[DIRECTIVE]: Reproduce the following material exactly, including every line.
SOURCE RECORDS start
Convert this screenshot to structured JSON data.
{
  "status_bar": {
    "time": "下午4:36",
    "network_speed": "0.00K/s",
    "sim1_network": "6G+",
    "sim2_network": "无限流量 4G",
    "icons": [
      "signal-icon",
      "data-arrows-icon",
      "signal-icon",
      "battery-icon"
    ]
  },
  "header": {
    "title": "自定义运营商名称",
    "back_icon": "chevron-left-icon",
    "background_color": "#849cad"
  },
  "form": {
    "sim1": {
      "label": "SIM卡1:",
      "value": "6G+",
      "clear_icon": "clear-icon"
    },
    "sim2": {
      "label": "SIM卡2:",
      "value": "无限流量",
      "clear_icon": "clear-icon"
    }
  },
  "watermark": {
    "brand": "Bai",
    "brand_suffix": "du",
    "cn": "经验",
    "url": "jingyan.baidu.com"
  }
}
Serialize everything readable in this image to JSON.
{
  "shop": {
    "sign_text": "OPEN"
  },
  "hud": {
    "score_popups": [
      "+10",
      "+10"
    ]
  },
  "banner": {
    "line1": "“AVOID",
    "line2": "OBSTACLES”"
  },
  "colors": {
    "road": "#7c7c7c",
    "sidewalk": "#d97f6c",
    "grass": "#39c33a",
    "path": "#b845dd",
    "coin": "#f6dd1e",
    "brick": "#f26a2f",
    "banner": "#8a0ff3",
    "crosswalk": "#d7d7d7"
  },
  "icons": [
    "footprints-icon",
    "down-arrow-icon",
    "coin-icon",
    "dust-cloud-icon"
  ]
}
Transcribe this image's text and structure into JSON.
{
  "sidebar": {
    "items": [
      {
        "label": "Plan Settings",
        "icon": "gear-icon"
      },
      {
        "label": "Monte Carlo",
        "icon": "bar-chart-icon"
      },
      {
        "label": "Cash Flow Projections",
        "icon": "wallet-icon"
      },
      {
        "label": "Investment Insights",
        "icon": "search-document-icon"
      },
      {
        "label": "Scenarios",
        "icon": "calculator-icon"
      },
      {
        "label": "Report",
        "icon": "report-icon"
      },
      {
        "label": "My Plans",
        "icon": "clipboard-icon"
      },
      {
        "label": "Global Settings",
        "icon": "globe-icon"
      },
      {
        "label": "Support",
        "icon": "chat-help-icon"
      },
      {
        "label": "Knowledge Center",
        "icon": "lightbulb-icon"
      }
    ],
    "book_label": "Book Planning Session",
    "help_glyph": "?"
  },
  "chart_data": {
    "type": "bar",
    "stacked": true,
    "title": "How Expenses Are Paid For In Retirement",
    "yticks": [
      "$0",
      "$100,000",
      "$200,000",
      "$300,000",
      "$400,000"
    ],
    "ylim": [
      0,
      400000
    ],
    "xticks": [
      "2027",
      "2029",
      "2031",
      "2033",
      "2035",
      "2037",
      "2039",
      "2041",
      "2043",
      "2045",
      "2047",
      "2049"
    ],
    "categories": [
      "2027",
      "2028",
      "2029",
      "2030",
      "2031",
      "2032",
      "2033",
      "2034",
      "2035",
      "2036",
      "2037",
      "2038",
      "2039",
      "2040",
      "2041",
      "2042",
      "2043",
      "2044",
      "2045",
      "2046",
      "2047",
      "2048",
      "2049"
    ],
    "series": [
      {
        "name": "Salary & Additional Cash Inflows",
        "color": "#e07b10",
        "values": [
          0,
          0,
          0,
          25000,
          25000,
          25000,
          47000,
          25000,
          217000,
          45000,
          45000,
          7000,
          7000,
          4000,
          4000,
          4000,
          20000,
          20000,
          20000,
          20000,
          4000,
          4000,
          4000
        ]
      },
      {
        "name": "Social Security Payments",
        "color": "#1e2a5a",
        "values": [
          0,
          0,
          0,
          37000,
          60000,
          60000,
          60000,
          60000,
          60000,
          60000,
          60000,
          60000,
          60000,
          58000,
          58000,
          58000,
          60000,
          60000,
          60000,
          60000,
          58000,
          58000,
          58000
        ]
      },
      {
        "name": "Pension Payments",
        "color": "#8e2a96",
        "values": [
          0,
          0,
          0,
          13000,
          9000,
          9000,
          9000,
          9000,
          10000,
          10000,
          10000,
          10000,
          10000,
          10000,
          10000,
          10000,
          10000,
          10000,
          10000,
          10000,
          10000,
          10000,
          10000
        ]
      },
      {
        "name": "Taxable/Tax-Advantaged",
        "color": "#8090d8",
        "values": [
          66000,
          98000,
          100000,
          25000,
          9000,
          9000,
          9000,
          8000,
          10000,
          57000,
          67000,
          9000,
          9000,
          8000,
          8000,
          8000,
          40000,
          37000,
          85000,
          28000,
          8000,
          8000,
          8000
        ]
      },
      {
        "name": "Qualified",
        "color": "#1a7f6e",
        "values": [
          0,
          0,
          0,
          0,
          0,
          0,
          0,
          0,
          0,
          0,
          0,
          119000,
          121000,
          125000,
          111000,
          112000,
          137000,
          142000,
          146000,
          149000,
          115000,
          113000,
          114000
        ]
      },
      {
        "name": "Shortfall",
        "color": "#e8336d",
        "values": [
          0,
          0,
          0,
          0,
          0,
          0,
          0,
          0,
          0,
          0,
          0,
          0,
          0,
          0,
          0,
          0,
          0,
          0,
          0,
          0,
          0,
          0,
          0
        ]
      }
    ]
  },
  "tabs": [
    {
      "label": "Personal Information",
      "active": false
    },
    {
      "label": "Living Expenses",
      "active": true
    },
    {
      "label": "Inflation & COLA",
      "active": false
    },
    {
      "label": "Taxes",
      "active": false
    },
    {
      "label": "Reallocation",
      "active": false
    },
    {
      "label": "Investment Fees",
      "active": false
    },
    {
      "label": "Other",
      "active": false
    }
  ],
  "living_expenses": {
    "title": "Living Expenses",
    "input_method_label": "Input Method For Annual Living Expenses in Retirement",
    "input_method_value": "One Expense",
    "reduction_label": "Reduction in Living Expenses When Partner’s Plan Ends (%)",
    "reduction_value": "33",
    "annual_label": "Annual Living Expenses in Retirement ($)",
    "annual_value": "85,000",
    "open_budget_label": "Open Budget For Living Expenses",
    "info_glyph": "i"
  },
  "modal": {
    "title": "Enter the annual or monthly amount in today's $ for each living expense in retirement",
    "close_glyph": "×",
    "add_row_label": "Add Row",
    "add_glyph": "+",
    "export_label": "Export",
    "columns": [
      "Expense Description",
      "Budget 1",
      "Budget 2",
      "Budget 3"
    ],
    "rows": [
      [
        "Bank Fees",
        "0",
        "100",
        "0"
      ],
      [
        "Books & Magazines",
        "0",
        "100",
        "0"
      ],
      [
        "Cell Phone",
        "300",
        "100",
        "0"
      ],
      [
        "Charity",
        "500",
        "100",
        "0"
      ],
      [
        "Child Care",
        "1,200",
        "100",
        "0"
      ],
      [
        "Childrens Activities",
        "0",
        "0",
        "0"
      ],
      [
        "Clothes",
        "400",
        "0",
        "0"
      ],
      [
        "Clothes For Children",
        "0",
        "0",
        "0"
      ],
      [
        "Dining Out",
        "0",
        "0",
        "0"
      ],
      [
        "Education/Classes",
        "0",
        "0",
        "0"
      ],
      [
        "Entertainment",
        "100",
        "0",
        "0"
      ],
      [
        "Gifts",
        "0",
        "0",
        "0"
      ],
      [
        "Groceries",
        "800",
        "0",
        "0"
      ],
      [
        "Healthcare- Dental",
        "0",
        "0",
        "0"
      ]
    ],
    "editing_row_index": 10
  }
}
SOURCE RECORDS end
[SOLUTION TO THIS PROBLEM]:
Convert this screenshot to structured JSON data.
{
  "status_bar": {
    "time": "下午4:36",
    "network_speed": "0.00K/s",
    "sim1_network": "6G+",
    "sim2_network": "无限流量 4G",
    "icons": [
      "signal-icon",
      "data-arrows-icon",
      "signal-icon",
      "battery-icon"
    ]
  },
  "header": {
    "title": "自定义运营商名称",
    "back_icon": "chevron-left-icon",
    "background_color": "#849cad"
  },
  "form": {
    "sim1": {
      "label": "SIM卡1:",
      "value": "6G+",
      "clear_icon": "clear-icon"
    },
    "sim2": {
      "label": "SIM卡2:",
      "value": "无限流量",
      "clear_icon": "clear-icon"
    }
  },
  "watermark": {
    "brand": "Bai",
    "brand_suffix": "du",
    "cn": "经验",
    "url": "jingyan.baidu.com"
  }
}
Serialize everything readable in this image to JSON.
{
  "shop": {
    "sign_text": "OPEN"
  },
  "hud": {
    "score_popups": [
      "+10",
      "+10"
    ]
  },
  "banner": {
    "line1": "“AVOID",
    "line2": "OBSTACLES”"
  },
  "colors": {
    "road": "#7c7c7c",
    "sidewalk": "#d97f6c",
    "grass": "#39c33a",
    "path": "#b845dd",
    "coin": "#f6dd1e",
    "brick": "#f26a2f",
    "banner": "#8a0ff3",
    "crosswalk": "#d7d7d7"
  },
  "icons": [
    "footprints-icon",
    "down-arrow-icon",
    "coin-icon",
    "dust-cloud-icon"
  ]
}
Transcribe this image's text and structure into JSON.
{
  "sidebar": {
    "items": [
      {
        "label": "Plan Settings",
        "icon": "gear-icon"
      },
      {
        "label": "Monte Carlo",
        "icon": "bar-chart-icon"
      },
      {
        "label": "Cash Flow Projections",
        "icon": "wallet-icon"
      },
      {
        "label": "Investment Insights",
        "icon": "search-document-icon"
      },
      {
        "label": "Scenarios",
        "icon": "calculator-icon"
      },
      {
        "label": "Report",
        "icon": "report-icon"
      },
      {
        "label": "My Plans",
        "icon": "clipboard-icon"
      },
      {
        "label": "Global Settings",
        "icon": "globe-icon"
      },
      {
        "label": "Support",
        "icon": "chat-help-icon"
      },
      {
        "label": "Knowledge Center",
        "icon": "lightbulb-icon"
      }
    ],
    "book_label": "Book Planning Session",
    "help_glyph": "?"
  },
  "chart_data": {
    "type": "bar",
    "stacked": true,
    "title": "How Expenses Are Paid For In Retirement",
    "yticks": [
      "$0",
      "$100,000",
      "$200,000",
      "$300,000",
      "$400,000"
    ],
    "ylim": [
      0,
      400000
    ],
    "xticks": [
      "2027",
      "2029",
      "2031",
      "2033",
      "2035",
      "2037",
      "2039",
      "2041",
      "2043",
      "2045",
      "2047",
      "2049"
    ],
    "categories": [
      "2027",
      "2028",
      "2029",
      "2030",
      "2031",
      "2032",
      "2033",
      "2034",
      "2035",
      "2036",
      "2037",
      "2038",
      "2039",
      "2040",
      "2041",
      "2042",
      "2043",
      "2044",
      "2045",
      "2046",
      "2047",
      "2048",
      "2049"
    ],
    "series": [
      {
        "name": "Salary & Additional Cash Inflows",
        "color": "#e07b10",
        "values": [
          0,
          0,
          0,
          25000,
          25000,
          25000,
          47000,
          25000,
          217000,
          45000,
          45000,
          7000,
          7000,
          4000,
          4000,
          4000,
          20000,
          20000,
          20000,
          20000,
          4000,
          4000,
          4000
        ]
      },
      {
        "name": "Social Security Payments",
        "color": "#1e2a5a",
        "values": [
          0,
          0,
          0,
          37000,
          60000,
          60000,
          60000,
          60000,
          60000,
          60000,
          60000,
          60000,
          60000,
          58000,
          58000,
          58000,
          60000,
          60000,
          60000,
          60000,
          58000,
          58000,
          58000
        ]
      },
      {
        "name": "Pension Payments",
        "color": "#8e2a96",
        "values": [
          0,
          0,
          0,
          13000,
          9000,
          9000,
          9000,
          9000,
          10000,
          10000,
          10000,
          10000,
          10000,
          10000,
          10000,
          10000,
          10000,
          10000,
          10000,
          10000,
          10000,
          10000,
          10000
        ]
      },
      {
        "name": "Taxable/Tax-Advantaged",
        "color": "#8090d8",
        "values": [
          66000,
          98000,
          100000,
          25000,
          9000,
          9000,
          9000,
          8000,
          10000,
          57000,
          67000,
          9000,
          9000,
          8000,
          8000,
          8000,
          40000,
          37000,
          85000,
          28000,
          8000,
          8000,
          8000
        ]
      },
      {
        "name": "Qualified",
        "color": "#1a7f6e",
        "values": [
          0,
          0,
          0,
          0,
          0,
          0,
          0,
          0,
          0,
          0,
          0,
          119000,
          121000,
          125000,
          111000,
          112000,
          137000,
          142000,
          146000,
          149000,
          115000,
          113000,
          114000
        ]
      },
      {
        "name": "Shortfall",
        "color": "#e8336d",
        "values": [
          0,
          0,
          0,
          0,
          0,
          0,
          0,
          0,
          0,
          0,
          0,
          0,
          0,
          0,
          0,
          0,
          0,
          0,
          0,
          0,
          0,
          0,
          0
        ]
      }
    ]
  },
  "tabs": [
    {
      "label": "Personal Information",
      "active": false
    },
    {
      "label": "Living Expenses",
      "active": true
    },
    {
      "label": "Inflation & COLA",
      "active": false
    },
    {
      "label": "Taxes",
      "active": false
    },
    {
      "label": "Reallocation",
      "active": false
    },
    {
      "label": "Investment Fees",
      "active": false
    },
    {
      "label": "Other",
      "active": false
    }
  ],
  "living_expenses": {
    "title": "Living Expenses",
    "input_method_label": "Input Method For Annual Living Expenses in Retirement",
    "input_method_value": "One Expense",
    "reduction_label": "Reduction in Living Expenses When Partner’s Plan Ends (%)",
    "reduction_value": "33",
    "annual_label": "Annual Living Expenses in Retirement ($)",
    "annual_value": "85,000",
    "open_budget_label": "Open Budget For Living Expenses",
    "info_glyph": "i"
  },
  "modal": {
    "title": "Enter the annual or monthly amount in today's $ for each living expense in retirement",
    "close_glyph": "×",
    "add_row_label": "Add Row",
    "add_glyph": "+",
    "export_label": "Export",
    "columns": [
      "Expense Description",
      "Budget 1",
      "Budget 2",
      "Budget 3"
    ],
    "rows": [
      [
        "Bank Fees",
        "0",
        "100",
        "0"
      ],
      [
        "Books & Magazines",
        "0",
        "100",
        "0"
      ],
      [
        "Cell Phone",
        "300",
        "100",
        "0"
      ],
      [
        "Charity",
        "500",
        "100",
        "0"
      ],
      [
        "Child Care",
        "1,200",
        "100",
        "0"
      ],
      [
        "Childrens Activities",
        "0",
        "0",
        "0"
      ],
      [
        "Clothes",
        "400",
        "0",
        "0"
      ],
      [
        "Clothes For Children",
        "0",
        "0",
        "0"
      ],
      [
        "Dining Out",
        "0",
        "0",
        "0"
      ],
      [
        "Education/Classes",
        "0",
        "0",
        "0"
      ],
      [
        "Entertainment",
        "100",
        "0",
        "0"
      ],
      [
        "Gifts",
        "0",
        "0",
        "0"
      ],
      [
        "Groceries",
        "800",
        "0",
        "0"
      ],
      [
        "Healthcare- Dental",
        "0",
        "0",
        "0"
      ]
    ],
    "editing_row_index": 10
  }
}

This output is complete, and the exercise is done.